■ What the task asks ■
Restate the listing below word for word, omitting any images.
>> begin
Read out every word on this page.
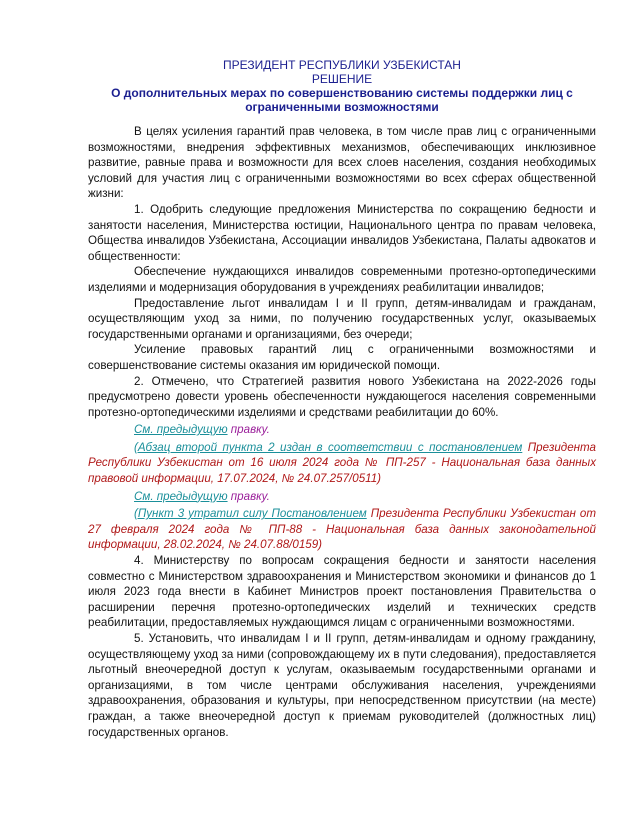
ПРЕЗИДЕНТ РЕСПУБЛИКИ УЗБЕКИСТАН
РЕШЕНИЕ
О дополнительных мерах по совершенствованию системы поддержки лиц с ограниченными возможностями

В целях усиления гарантий прав человека, в том числе прав лиц с ограниченными возможностями, внедрения эффективных механизмов, обеспечивающих инклюзивное развитие, равные права и возможности для всех слоев населения, создания необходимых условий для участия лиц с ограниченными возможностями во всех сферах общественной жизни:

1. Одобрить следующие предложения Министерства по сокращению бедности и занятости населения, Министерства юстиции, Национального центра по правам человека, Общества инвалидов Узбекистана, Ассоциации инвалидов Узбекистана, Палаты адвокатов и общественности:

Обеспечение нуждающихся инвалидов современными протезно-ортопедическими изделиями и модернизация оборудования в учреждениях реабилитации инвалидов;

Предоставление льгот инвалидам I и II групп, детям-инвалидам и гражданам, осуществляющим уход за ними, по получению государственных услуг, оказываемых государственными органами и организациями, без очереди;

Усиление правовых гарантий лиц с ограниченными возможностями и совершенствование системы оказания им юридической помощи.

2. Отмечено, что Стратегией развития нового Узбекистана на 2022-2026 годы предусмотрено довести уровень обеспеченности нуждающегося населения современными протезно-ортопедическими изделиями и средствами реабилитации до 60%.

См. предыдущую правку.

(Абзац второй пункта 2 издан в соответствии с постановлением Президента Республики Узбекистан от 16 июля 2024 года № ПП-257 - Национальная база данных правовой информации, 17.07.2024, № 24.07.257/0511)

См. предыдущую правку.

(Пункт 3 утратил силу Постановлением Президента Республики Узбекистан от 27 февраля 2024 года № ПП-88 - Национальная база данных законодательной информации, 28.02.2024, № 24.07.88/0159)

4. Министерству по вопросам сокращения бедности и занятости населения совместно с Министерством здравоохранения и Министерством экономики и финансов до 1 июля 2023 года внести в Кабинет Министров проект постановления Правительства о расширении перечня протезно-ортопедических изделий и технических средств реабилитации, предоставляемых нуждающимся лицам с ограниченными возможностями.

5. Установить, что инвалидам I и II групп, детям-инвалидам и одному гражданину, осуществляющему уход за ними (сопровождающему их в пути следования), предоставляется льготный внеочередной доступ к услугам, оказываемым государственными органами и организациями, в том числе центрами обслуживания населения, учреждениями здравоохранения, образования и культуры, при непосредственном присутствии (на месте) граждан, а также внеочередной доступ к приемам руководителей (должностных лиц) государственных органов.
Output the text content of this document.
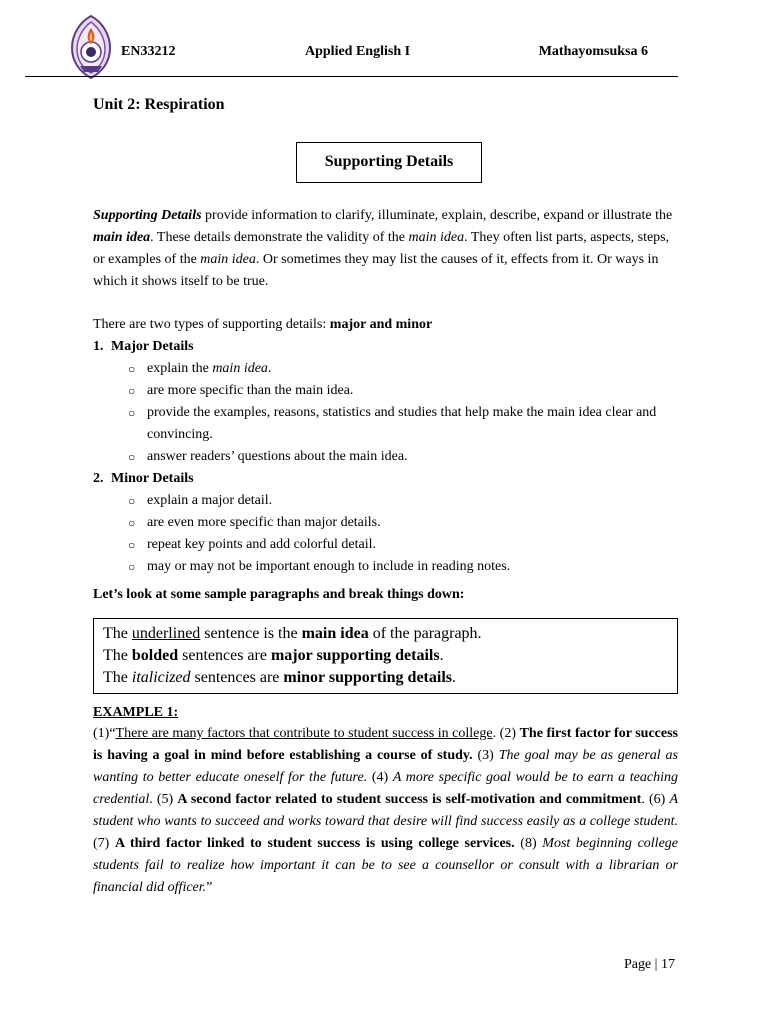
EN33212	Applied English I	Mathayomsuksa 6
Unit 2: Respiration
Supporting Details
Supporting Details provide information to clarify, illuminate, explain, describe, expand or illustrate the main idea. These details demonstrate the validity of the main idea. They often list parts, aspects, steps, or examples of the main idea. Or sometimes they may list the causes of it, effects from it. Or ways in which it shows itself to be true.
There are two types of supporting details: major and minor
1. Major Details
○ explain the main idea.
○ are more specific than the main idea.
○ provide the examples, reasons, statistics and studies that help make the main idea clear and convincing.
○ answer readers’ questions about the main idea.
2. Minor Details
○ explain a major detail.
○ are even more specific than major details.
○ repeat key points and add colorful detail.
○ may or may not be important enough to include in reading notes.
Let’s look at some sample paragraphs and break things down:
The underlined sentence is the main idea of the paragraph.
The bolded sentences are major supporting details.
The italicized sentences are minor supporting details.
EXAMPLE 1:
(1)“There are many factors that contribute to student success in college. (2) The first factor for success is having a goal in mind before establishing a course of study. (3) The goal may be as general as wanting to better educate oneself for the future. (4) A more specific goal would be to earn a teaching credential. (5) A second factor related to student success is self-motivation and commitment. (6) A student who wants to succeed and works toward that desire will find success easily as a college student. (7) A third factor linked to student success is using college services. (8) Most beginning college students fail to realize how important it can be to see a counsellor or consult with a librarian or financial did officer.”
Page | 17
>> end
■ Output for this task ■
Read out every word on this page.
ПРЕЗИДЕНТ РЕСПУБЛИКИ УЗБЕКИСТАН
РЕШЕНИЕ
О дополнительных мерах по совершенствованию системы поддержки лиц с ограниченными возможностями

В целях усиления гарантий прав человека, в том числе прав лиц с ограниченными возможностями, внедрения эффективных механизмов, обеспечивающих инклюзивное развитие, равные права и возможности для всех слоев населения, создания необходимых условий для участия лиц с ограниченными возможностями во всех сферах общественной жизни:

1. Одобрить следующие предложения Министерства по сокращению бедности и занятости населения, Министерства юстиции, Национального центра по правам человека, Общества инвалидов Узбекистана, Ассоциации инвалидов Узбекистана, Палаты адвокатов и общественности:

Обеспечение нуждающихся инвалидов современными протезно-ортопедическими изделиями и модернизация оборудования в учреждениях реабилитации инвалидов;

Предоставление льгот инвалидам I и II групп, детям-инвалидам и гражданам, осуществляющим уход за ними, по получению государственных услуг, оказываемых государственными органами и организациями, без очереди;

Усиление правовых гарантий лиц с ограниченными возможностями и совершенствование системы оказания им юридической помощи.

2. Отмечено, что Стратегией развития нового Узбекистана на 2022-2026 годы предусмотрено довести уровень обеспеченности нуждающегося населения современными протезно-ортопедическими изделиями и средствами реабилитации до 60%.

См. предыдущую правку.

(Абзац второй пункта 2 издан в соответствии с постановлением Президента Республики Узбекистан от 16 июля 2024 года № ПП-257 - Национальная база данных правовой информации, 17.07.2024, № 24.07.257/0511)

См. предыдущую правку.

(Пункт 3 утратил силу Постановлением Президента Республики Узбекистан от 27 февраля 2024 года № ПП-88 - Национальная база данных законодательной информации, 28.02.2024, № 24.07.88/0159)

4. Министерству по вопросам сокращения бедности и занятости населения совместно с Министерством здравоохранения и Министерством экономики и финансов до 1 июля 2023 года внести в Кабинет Министров проект постановления Правительства о расширении перечня протезно-ортопедических изделий и технических средств реабилитации, предоставляемых нуждающимся лицам с ограниченными возможностями.

5. Установить, что инвалидам I и II групп, детям-инвалидам и одному гражданину, осуществляющему уход за ними (сопровождающему их в пути следования), предоставляется льготный внеочередной доступ к услугам, оказываемым государственными органами и организациями, в том числе центрами обслуживания населения, учреждениями здравоохранения, образования и культуры, при непосредственном присутствии (на месте) граждан, а также внеочередной доступ к приемам руководителей (должностных лиц) государственных органов.
Output the text content of this document.
EN33212	Applied English I	Mathayomsuksa 6
Unit 2: Respiration
Supporting Details
Supporting Details provide information to clarify, illuminate, explain, describe, expand or illustrate the main idea. These details demonstrate the validity of the main idea. They often list parts, aspects, steps, or examples of the main idea. Or sometimes they may list the causes of it, effects from it. Or ways in which it shows itself to be true.
There are two types of supporting details: major and minor
1. Major Details
○ explain the main idea.
○ are more specific than the main idea.
○ provide the examples, reasons, statistics and studies that help make the main idea clear and convincing.
○ answer readers’ questions about the main idea.
2. Minor Details
○ explain a major detail.
○ are even more specific than major details.
○ repeat key points and add colorful detail.
○ may or may not be important enough to include in reading notes.
Let’s look at some sample paragraphs and break things down:
The underlined sentence is the main idea of the paragraph.
The bolded sentences are major supporting details.
The italicized sentences are minor supporting details.
EXAMPLE 1:
(1)“There are many factors that contribute to student success in college. (2) The first factor for success is having a goal in mind before establishing a course of study. (3) The goal may be as general as wanting to better educate oneself for the future. (4) A more specific goal would be to earn a teaching credential. (5) A second factor related to student success is self-motivation and commitment. (6) A student who wants to succeed and works toward that desire will find success easily as a college student. (7) A third factor linked to student success is using college services. (8) Most beginning college students fail to realize how important it can be to see a counsellor or consult with a librarian or financial did officer.”
Page | 17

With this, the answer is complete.